Entries from a dataset:

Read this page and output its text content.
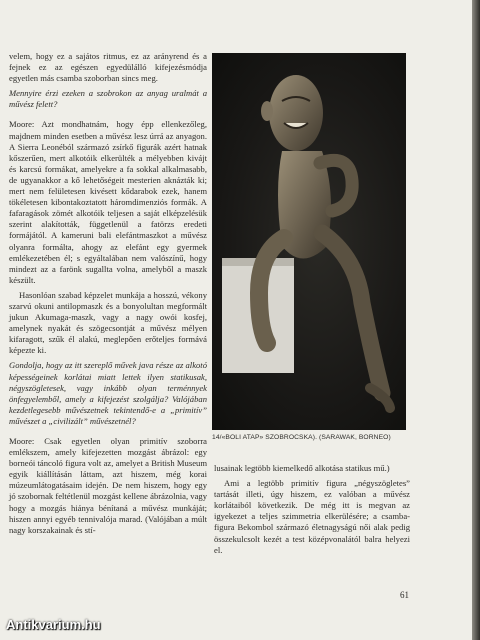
velem, hogy ez a sajátos ritmus, ez az arányrend és a fejnek ez az egészen egyedülálló kifejezésmódja egyetlen más csamba szoborban sincs meg.

Mennyire érzi ezeken a szobrokon az anyag uralmát a művész felett?

Moore: Azt mondhatnám, hogy épp ellenkezőleg, majdnem minden esetben a művész lesz úrrá az anyagon. A Sierra Leonéból származó zsírkő figurák azért hatnak kőszerűen, mert alkotóik elkerülték a mélyebben kivájt és karcsú formákat, amelyekre a fa sokkal alkalmasabb, de ugyanakkor a kő lehetőségeit mesterien aknázták ki; mert nem felületesen kivésett kődarabok ezek, hanem tökéletesen kibontakoztatott háromdimenziós formák. A fafaragások zömét alkotóik teljesen a saját elképzelésük szerint alakították, függetlenül a fatörzs eredeti formájától. A kameruni bali elefántmaszkot a művész olyanra formálta, ahogy az elefánt egy gyermek emlékezetében él; s egyáltalában nem valószínű, hogy mindezt az a farönk sugallta volna, amelyből a maszk készült.

Hasonlóan szabad képzelet munkája a hosszú, vékony szarvú okuni antilopmaszk és a bonyolultan megformált jukun Akumaga-maszk, vagy a nagy owói kosfej, amelynek nyakát és szögecsontját a művész mélyen kifaragott, szűk él alakú, meglepően erőteljes formává képezte ki.

Gondolja, hogy az itt szereplő művek java része az alkotó képességeinek korlátai miatt lettek ilyen statikusak, négyszögletesek, vagy inkább olyan terménnyek önfegyelemből, amely a kifejezést szolgálja? Valójában kezdetlegesebb művészetnek tekintendő-e a „primitív” művészet a „civilizált” művészetnél?

Moore: Csak egyetlen olyan primitív szoborra emlékszem, amely kifejezetten mozgást ábrázol: egy borneói táncoló figura volt az, amelyet a British Museum egyik kiállításán láttam, azt hiszem, még korai múzeumlátogatásaim idején. De nem hiszem, hogy egy jó szobornak feltétlenül mozgást kellene ábrázolnia, vagy hogy a mozgás hiánya bénítaná a művész munkáját; hiszen annyi egyéb tennivalója marad. (Valójában a múlt nagy korszakainak és stí-

14/«BOLI ATAP» SZOBROCSKA). (SARAWAK, BORNEO)

lusainak legtöbb kiemelkedő alkotása statikus mű.)

Ami a legtöbb primitív figura „négyszögletes” tartását illeti, úgy hiszem, ez valóban a művész korlátaiból következik. De még itt is megvan az igyekezet a teljes szimmetria elkerülésére; a csamba-figura Bekombol származó életnagyságú női alak pedig összekulcsolt kezét a test középvonalától balra helyezi el.

61
Antikvarium.hu
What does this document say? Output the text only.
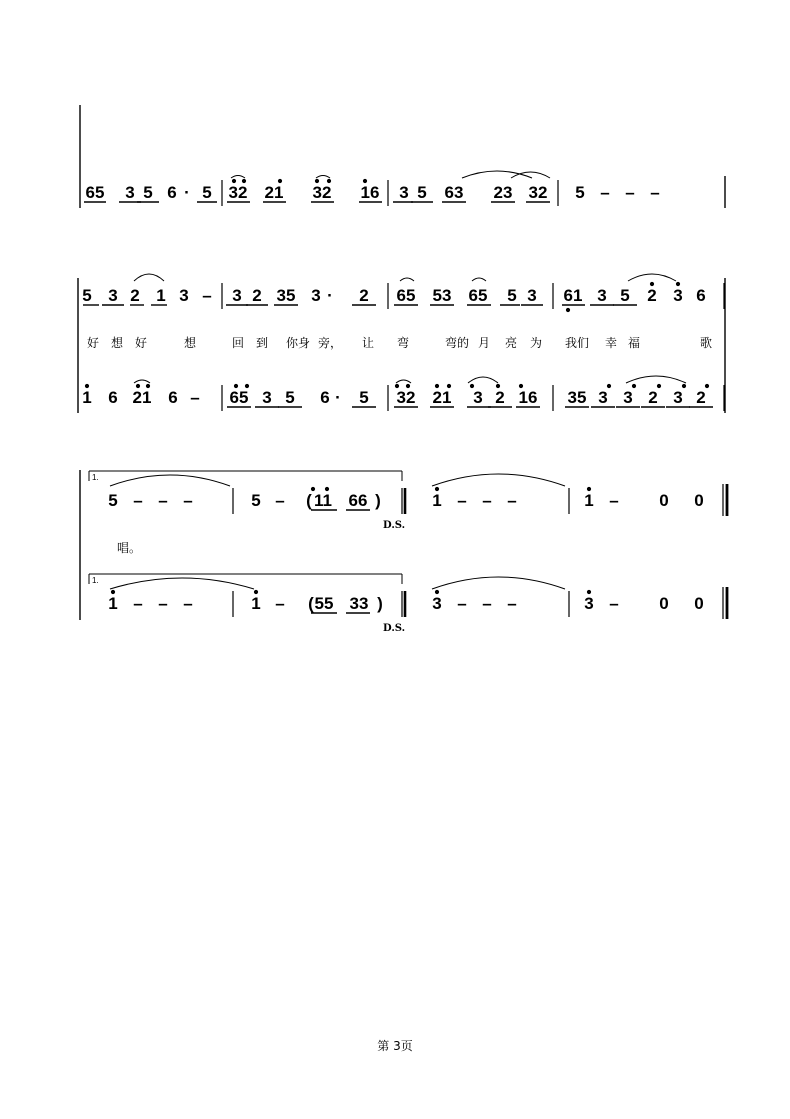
65 3 5 6 · 5 32 21 32 16 3 5 63 23 32 5 – – –
5 3 2 1 3 – 3 2 35 3 · 2 65 53 65 5 3 61 3 5 2 3 6
好 想 好	想	回 到 你身 旁， 让 弯	弯的 月 亮 为 我们 幸 福	歌
1 6 21 6 – 65 3 5 6 · 5 32 21 3 2 16 35 3 3 2 3 2
5 – – –	5 – ( 11 66 )	1 – – –	1 – 0 0
1.
D.S.
唱。
1 – – –	1 – ( 55 33 )	3 – – –	3 – 0 0
1.
D.S.
第 3页
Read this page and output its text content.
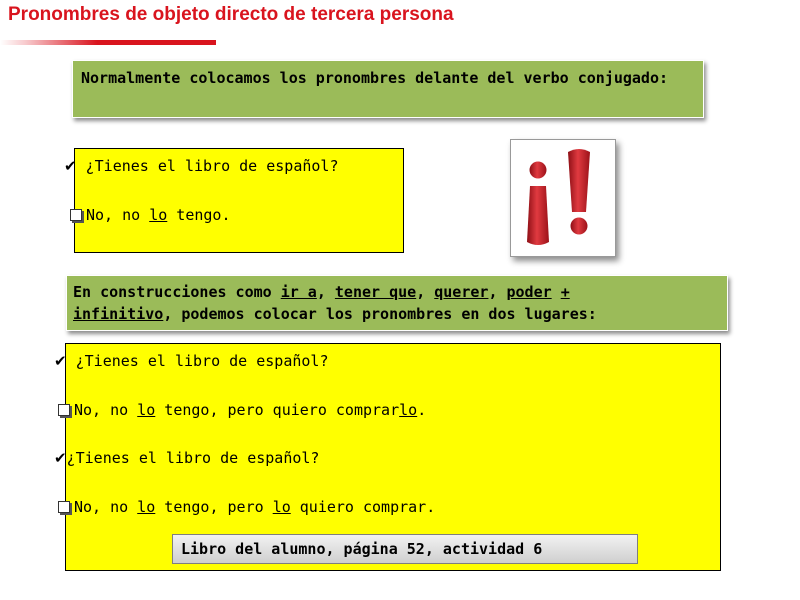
Pronombres de objeto directo de tercera persona
Normalmente colocamos los pronombres delante del verbo conjugado:
✔ ¿Tienes el libro de español?
No, no lo tengo.
En construcciones como ir a, tener que, querer, poder +
infinitivo, podemos colocar los pronombres en dos lugares:
✔ ¿Tienes el libro de español?
No, no lo tengo, pero quiero comprarlo.
✔¿Tienes el libro de español?
No, no lo tengo, pero lo quiero comprar.
Libro del alumno, página 52, actividad 6
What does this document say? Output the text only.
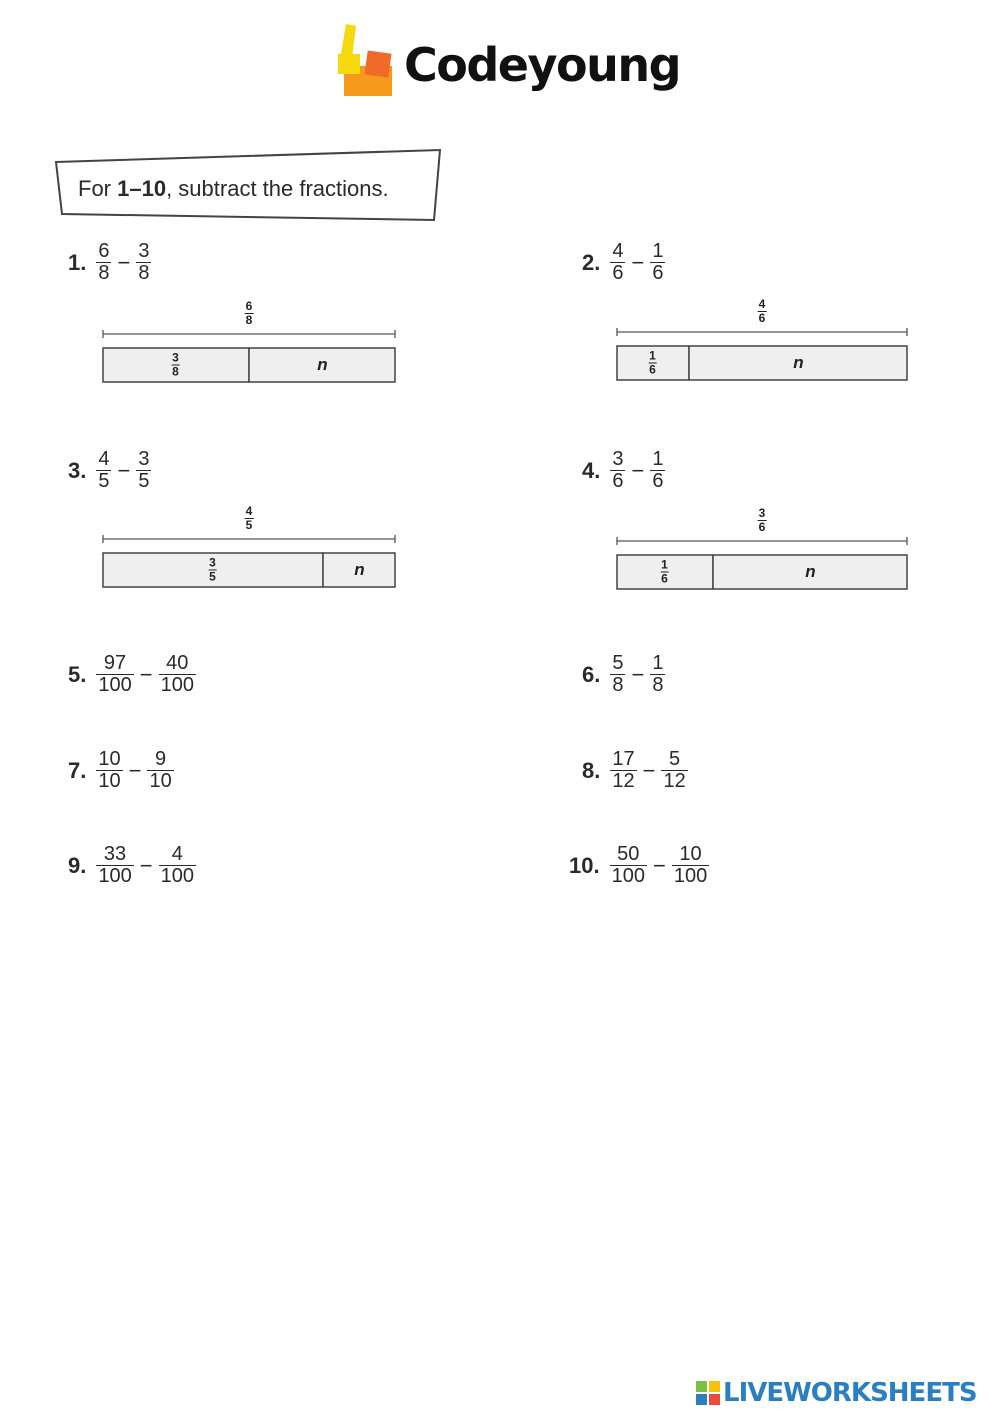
Codeyoung
For 1–10, subtract the fractions.
1. $\frac{6}{8} - \frac{3}{8}$
$\frac{6}{8}$
$\frac{3}{8}$	n
2. $\frac{4}{6} - \frac{1}{6}$
$\frac{4}{6}$
$\frac{1}{6}$	n
3. $\frac{4}{5} - \frac{3}{5}$
$\frac{4}{5}$
$\frac{3}{5}$	n
4. $\frac{3}{6} - \frac{1}{6}$
$\frac{3}{6}$
$\frac{1}{6}$	n
5. $\frac{97}{100} - \frac{40}{100}$	6. $\frac{5}{8} - \frac{1}{8}$
7. $\frac{10}{10} - \frac{9}{10}$	8. $\frac{17}{12} - \frac{5}{12}$
9. $\frac{33}{100} - \frac{4}{100}$	10. $\frac{50}{100} - \frac{10}{100}$
LIVEWORKSHEETS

_Directive:_ Collect each line of the entries that has the word "maszk", copying it in full.

_Answer to this task:_
Moore: Azt mondhatnám, hogy épp ellenkezőleg, majdnem minden esetben a művész lesz úrrá az anyagon. A Sierra Leonéból származó zsírkő figurák azért hatnak kőszerűen, mert alkotóik elkerülték a mélyebben kivájt és karcsú formákat, amelyekre a fa sokkal alkalmasabb, de ugyanakkor a kő lehetőségeit mesterien aknázták ki; mert nem felületesen kivésett kődarabok ezek, hanem tökéletesen kibontakoztatott háromdimenziós formák. A fafaragások zömét alkotóik teljesen a saját elképzelésük szerint alakították, függetlenül a fatörzs eredeti formájától. A kameruni bali elefántmaszkot a művész olyanra formálta, ahogy az elefánt egy gyermek emlékezetében él; s egyáltalában nem valószínű, hogy mindezt az a farönk sugallta volna, amelyből a maszk készült.
Hasonlóan szabad képzelet munkája a hosszú, vékony szarvú okuni antilopmaszk és a bonyolultan megformált jukun Akumaga-maszk, vagy a nagy owói kosfej, amelynek nyakát és szögecsontját a művész mélyen kifaragott, szűk él alakú, meglepően erőteljes formává képezte ki.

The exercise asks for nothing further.